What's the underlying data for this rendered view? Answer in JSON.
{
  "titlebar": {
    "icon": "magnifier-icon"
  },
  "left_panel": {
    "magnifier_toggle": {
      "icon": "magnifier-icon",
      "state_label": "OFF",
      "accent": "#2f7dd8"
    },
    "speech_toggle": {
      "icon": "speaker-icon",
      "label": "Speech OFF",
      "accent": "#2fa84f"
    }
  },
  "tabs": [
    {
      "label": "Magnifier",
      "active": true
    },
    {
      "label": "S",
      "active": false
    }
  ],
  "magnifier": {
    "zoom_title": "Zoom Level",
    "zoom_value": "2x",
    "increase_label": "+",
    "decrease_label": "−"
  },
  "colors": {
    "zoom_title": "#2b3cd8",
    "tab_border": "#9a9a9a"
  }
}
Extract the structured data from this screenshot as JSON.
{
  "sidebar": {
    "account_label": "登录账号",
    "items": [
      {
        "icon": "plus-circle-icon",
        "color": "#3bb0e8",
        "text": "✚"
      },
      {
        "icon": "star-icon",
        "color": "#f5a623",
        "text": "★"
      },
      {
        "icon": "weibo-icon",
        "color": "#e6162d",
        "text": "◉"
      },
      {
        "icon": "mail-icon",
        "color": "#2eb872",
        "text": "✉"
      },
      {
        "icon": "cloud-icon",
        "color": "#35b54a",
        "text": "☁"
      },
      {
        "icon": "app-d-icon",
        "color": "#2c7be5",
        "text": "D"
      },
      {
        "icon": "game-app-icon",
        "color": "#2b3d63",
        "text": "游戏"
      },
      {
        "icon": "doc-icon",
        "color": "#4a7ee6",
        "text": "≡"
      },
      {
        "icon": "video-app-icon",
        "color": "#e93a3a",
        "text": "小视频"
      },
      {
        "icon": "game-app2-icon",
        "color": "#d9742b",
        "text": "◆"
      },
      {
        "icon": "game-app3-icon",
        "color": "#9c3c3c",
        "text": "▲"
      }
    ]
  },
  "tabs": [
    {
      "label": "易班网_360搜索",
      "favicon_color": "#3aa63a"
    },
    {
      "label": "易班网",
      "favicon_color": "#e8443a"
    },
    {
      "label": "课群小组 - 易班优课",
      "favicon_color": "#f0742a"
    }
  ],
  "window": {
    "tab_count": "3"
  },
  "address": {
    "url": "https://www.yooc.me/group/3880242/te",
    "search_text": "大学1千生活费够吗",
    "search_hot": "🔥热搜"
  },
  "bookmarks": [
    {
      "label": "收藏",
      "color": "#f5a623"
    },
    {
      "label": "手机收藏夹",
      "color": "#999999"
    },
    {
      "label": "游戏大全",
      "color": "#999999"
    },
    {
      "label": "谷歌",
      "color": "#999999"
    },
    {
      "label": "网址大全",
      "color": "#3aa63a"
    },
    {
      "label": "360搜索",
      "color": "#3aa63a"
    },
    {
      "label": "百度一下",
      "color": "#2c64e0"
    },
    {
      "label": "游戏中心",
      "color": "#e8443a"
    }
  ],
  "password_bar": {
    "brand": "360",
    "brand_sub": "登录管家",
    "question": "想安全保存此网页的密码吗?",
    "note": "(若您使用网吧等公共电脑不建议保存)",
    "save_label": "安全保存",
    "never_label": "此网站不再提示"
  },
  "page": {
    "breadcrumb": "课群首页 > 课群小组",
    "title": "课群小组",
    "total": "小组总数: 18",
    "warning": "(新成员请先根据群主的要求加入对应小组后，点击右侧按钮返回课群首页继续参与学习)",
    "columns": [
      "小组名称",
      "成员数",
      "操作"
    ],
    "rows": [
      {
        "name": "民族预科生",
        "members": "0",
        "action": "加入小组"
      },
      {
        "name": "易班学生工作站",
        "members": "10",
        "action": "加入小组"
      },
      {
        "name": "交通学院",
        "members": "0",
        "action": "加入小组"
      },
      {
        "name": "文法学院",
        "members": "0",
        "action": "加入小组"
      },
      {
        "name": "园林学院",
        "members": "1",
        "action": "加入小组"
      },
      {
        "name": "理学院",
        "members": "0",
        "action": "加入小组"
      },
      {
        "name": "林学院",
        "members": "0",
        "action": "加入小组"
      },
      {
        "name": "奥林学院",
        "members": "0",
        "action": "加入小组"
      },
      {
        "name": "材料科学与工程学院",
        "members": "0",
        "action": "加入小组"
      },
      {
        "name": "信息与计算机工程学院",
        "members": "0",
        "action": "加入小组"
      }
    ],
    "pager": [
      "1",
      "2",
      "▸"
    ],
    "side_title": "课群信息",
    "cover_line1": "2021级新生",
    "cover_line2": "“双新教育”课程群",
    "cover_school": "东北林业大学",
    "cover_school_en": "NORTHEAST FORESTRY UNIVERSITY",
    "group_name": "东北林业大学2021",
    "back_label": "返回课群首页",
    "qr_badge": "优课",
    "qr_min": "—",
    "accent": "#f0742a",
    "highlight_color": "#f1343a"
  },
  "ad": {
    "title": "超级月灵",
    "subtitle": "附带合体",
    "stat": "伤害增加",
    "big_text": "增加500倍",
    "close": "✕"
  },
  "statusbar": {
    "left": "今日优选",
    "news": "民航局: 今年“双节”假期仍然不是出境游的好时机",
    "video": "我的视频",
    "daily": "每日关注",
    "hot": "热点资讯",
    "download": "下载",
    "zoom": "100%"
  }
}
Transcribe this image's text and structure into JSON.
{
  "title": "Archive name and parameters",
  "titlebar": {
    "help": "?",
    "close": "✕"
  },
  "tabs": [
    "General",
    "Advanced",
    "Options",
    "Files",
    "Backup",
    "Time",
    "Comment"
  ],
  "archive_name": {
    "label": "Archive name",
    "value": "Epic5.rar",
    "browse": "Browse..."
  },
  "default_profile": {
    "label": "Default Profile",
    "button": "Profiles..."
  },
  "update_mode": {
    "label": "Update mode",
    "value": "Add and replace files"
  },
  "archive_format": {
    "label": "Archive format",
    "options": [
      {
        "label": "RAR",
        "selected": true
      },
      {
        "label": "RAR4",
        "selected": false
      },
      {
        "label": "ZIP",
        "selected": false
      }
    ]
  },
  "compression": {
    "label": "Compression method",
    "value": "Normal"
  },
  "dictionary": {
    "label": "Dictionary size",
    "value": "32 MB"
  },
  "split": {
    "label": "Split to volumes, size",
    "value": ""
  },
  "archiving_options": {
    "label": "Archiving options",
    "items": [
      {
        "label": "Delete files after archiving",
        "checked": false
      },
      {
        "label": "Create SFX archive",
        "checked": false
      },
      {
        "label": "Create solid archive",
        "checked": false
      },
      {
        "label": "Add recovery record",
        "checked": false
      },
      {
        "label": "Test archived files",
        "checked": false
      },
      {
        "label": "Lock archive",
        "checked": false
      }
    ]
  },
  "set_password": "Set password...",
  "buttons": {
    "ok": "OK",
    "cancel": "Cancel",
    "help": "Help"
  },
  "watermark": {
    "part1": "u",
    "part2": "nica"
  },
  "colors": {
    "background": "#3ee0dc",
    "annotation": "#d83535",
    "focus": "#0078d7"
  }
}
◆ ◆ ◆ ◆
## EXERCISE
Restate all of the entries exactly, please.

## THE COMPLETED TASK
What's the underlying data for this rendered view? Answer in JSON.
{
  "titlebar": {
    "icon": "magnifier-icon"
  },
  "left_panel": {
    "magnifier_toggle": {
      "icon": "magnifier-icon",
      "state_label": "OFF",
      "accent": "#2f7dd8"
    },
    "speech_toggle": {
      "icon": "speaker-icon",
      "label": "Speech OFF",
      "accent": "#2fa84f"
    }
  },
  "tabs": [
    {
      "label": "Magnifier",
      "active": true
    },
    {
      "label": "S",
      "active": false
    }
  ],
  "magnifier": {
    "zoom_title": "Zoom Level",
    "zoom_value": "2x",
    "increase_label": "+",
    "decrease_label": "−"
  },
  "colors": {
    "zoom_title": "#2b3cd8",
    "tab_border": "#9a9a9a"
  }
}
Extract the structured data from this screenshot as JSON.
{
  "sidebar": {
    "account_label": "登录账号",
    "items": [
      {
        "icon": "plus-circle-icon",
        "color": "#3bb0e8",
        "text": "✚"
      },
      {
        "icon": "star-icon",
        "color": "#f5a623",
        "text": "★"
      },
      {
        "icon": "weibo-icon",
        "color": "#e6162d",
        "text": "◉"
      },
      {
        "icon": "mail-icon",
        "color": "#2eb872",
        "text": "✉"
      },
      {
        "icon": "cloud-icon",
        "color": "#35b54a",
        "text": "☁"
      },
      {
        "icon": "app-d-icon",
        "color": "#2c7be5",
        "text": "D"
      },
      {
        "icon": "game-app-icon",
        "color": "#2b3d63",
        "text": "游戏"
      },
      {
        "icon": "doc-icon",
        "color": "#4a7ee6",
        "text": "≡"
      },
      {
        "icon": "video-app-icon",
        "color": "#e93a3a",
        "text": "小视频"
      },
      {
        "icon": "game-app2-icon",
        "color": "#d9742b",
        "text": "◆"
      },
      {
        "icon": "game-app3-icon",
        "color": "#9c3c3c",
        "text": "▲"
      }
    ]
  },
  "tabs": [
    {
      "label": "易班网_360搜索",
      "favicon_color": "#3aa63a"
    },
    {
      "label": "易班网",
      "favicon_color": "#e8443a"
    },
    {
      "label": "课群小组 - 易班优课",
      "favicon_color": "#f0742a"
    }
  ],
  "window": {
    "tab_count": "3"
  },
  "address": {
    "url": "https://www.yooc.me/group/3880242/te",
    "search_text": "大学1千生活费够吗",
    "search_hot": "🔥热搜"
  },
  "bookmarks": [
    {
      "label": "收藏",
      "color": "#f5a623"
    },
    {
      "label": "手机收藏夹",
      "color": "#999999"
    },
    {
      "label": "游戏大全",
      "color": "#999999"
    },
    {
      "label": "谷歌",
      "color": "#999999"
    },
    {
      "label": "网址大全",
      "color": "#3aa63a"
    },
    {
      "label": "360搜索",
      "color": "#3aa63a"
    },
    {
      "label": "百度一下",
      "color": "#2c64e0"
    },
    {
      "label": "游戏中心",
      "color": "#e8443a"
    }
  ],
  "password_bar": {
    "brand": "360",
    "brand_sub": "登录管家",
    "question": "想安全保存此网页的密码吗?",
    "note": "(若您使用网吧等公共电脑不建议保存)",
    "save_label": "安全保存",
    "never_label": "此网站不再提示"
  },
  "page": {
    "breadcrumb": "课群首页 > 课群小组",
    "title": "课群小组",
    "total": "小组总数: 18",
    "warning": "(新成员请先根据群主的要求加入对应小组后，点击右侧按钮返回课群首页继续参与学习)",
    "columns": [
      "小组名称",
      "成员数",
      "操作"
    ],
    "rows": [
      {
        "name": "民族预科生",
        "members": "0",
        "action": "加入小组"
      },
      {
        "name": "易班学生工作站",
        "members": "10",
        "action": "加入小组"
      },
      {
        "name": "交通学院",
        "members": "0",
        "action": "加入小组"
      },
      {
        "name": "文法学院",
        "members": "0",
        "action": "加入小组"
      },
      {
        "name": "园林学院",
        "members": "1",
        "action": "加入小组"
      },
      {
        "name": "理学院",
        "members": "0",
        "action": "加入小组"
      },
      {
        "name": "林学院",
        "members": "0",
        "action": "加入小组"
      },
      {
        "name": "奥林学院",
        "members": "0",
        "action": "加入小组"
      },
      {
        "name": "材料科学与工程学院",
        "members": "0",
        "action": "加入小组"
      },
      {
        "name": "信息与计算机工程学院",
        "members": "0",
        "action": "加入小组"
      }
    ],
    "pager": [
      "1",
      "2",
      "▸"
    ],
    "side_title": "课群信息",
    "cover_line1": "2021级新生",
    "cover_line2": "“双新教育”课程群",
    "cover_school": "东北林业大学",
    "cover_school_en": "NORTHEAST FORESTRY UNIVERSITY",
    "group_name": "东北林业大学2021",
    "back_label": "返回课群首页",
    "qr_badge": "优课",
    "qr_min": "—",
    "accent": "#f0742a",
    "highlight_color": "#f1343a"
  },
  "ad": {
    "title": "超级月灵",
    "subtitle": "附带合体",
    "stat": "伤害增加",
    "big_text": "增加500倍",
    "close": "✕"
  },
  "statusbar": {
    "left": "今日优选",
    "news": "民航局: 今年“双节”假期仍然不是出境游的好时机",
    "video": "我的视频",
    "daily": "每日关注",
    "hot": "热点资讯",
    "download": "下载",
    "zoom": "100%"
  }
}
Transcribe this image's text and structure into JSON.
{
  "title": "Archive name and parameters",
  "titlebar": {
    "help": "?",
    "close": "✕"
  },
  "tabs": [
    "General",
    "Advanced",
    "Options",
    "Files",
    "Backup",
    "Time",
    "Comment"
  ],
  "archive_name": {
    "label": "Archive name",
    "value": "Epic5.rar",
    "browse": "Browse..."
  },
  "default_profile": {
    "label": "Default Profile",
    "button": "Profiles..."
  },
  "update_mode": {
    "label": "Update mode",
    "value": "Add and replace files"
  },
  "archive_format": {
    "label": "Archive format",
    "options": [
      {
        "label": "RAR",
        "selected": true
      },
      {
        "label": "RAR4",
        "selected": false
      },
      {
        "label": "ZIP",
        "selected": false
      }
    ]
  },
  "compression": {
    "label": "Compression method",
    "value": "Normal"
  },
  "dictionary": {
    "label": "Dictionary size",
    "value": "32 MB"
  },
  "split": {
    "label": "Split to volumes, size",
    "value": ""
  },
  "archiving_options": {
    "label": "Archiving options",
    "items": [
      {
        "label": "Delete files after archiving",
        "checked": false
      },
      {
        "label": "Create SFX archive",
        "checked": false
      },
      {
        "label": "Create solid archive",
        "checked": false
      },
      {
        "label": "Add recovery record",
        "checked": false
      },
      {
        "label": "Test archived files",
        "checked": false
      },
      {
        "label": "Lock archive",
        "checked": false
      }
    ]
  },
  "set_password": "Set password...",
  "buttons": {
    "ok": "OK",
    "cancel": "Cancel",
    "help": "Help"
  },
  "watermark": {
    "part1": "u",
    "part2": "nica"
  },
  "colors": {
    "background": "#3ee0dc",
    "annotation": "#d83535",
    "focus": "#0078d7"
  }
}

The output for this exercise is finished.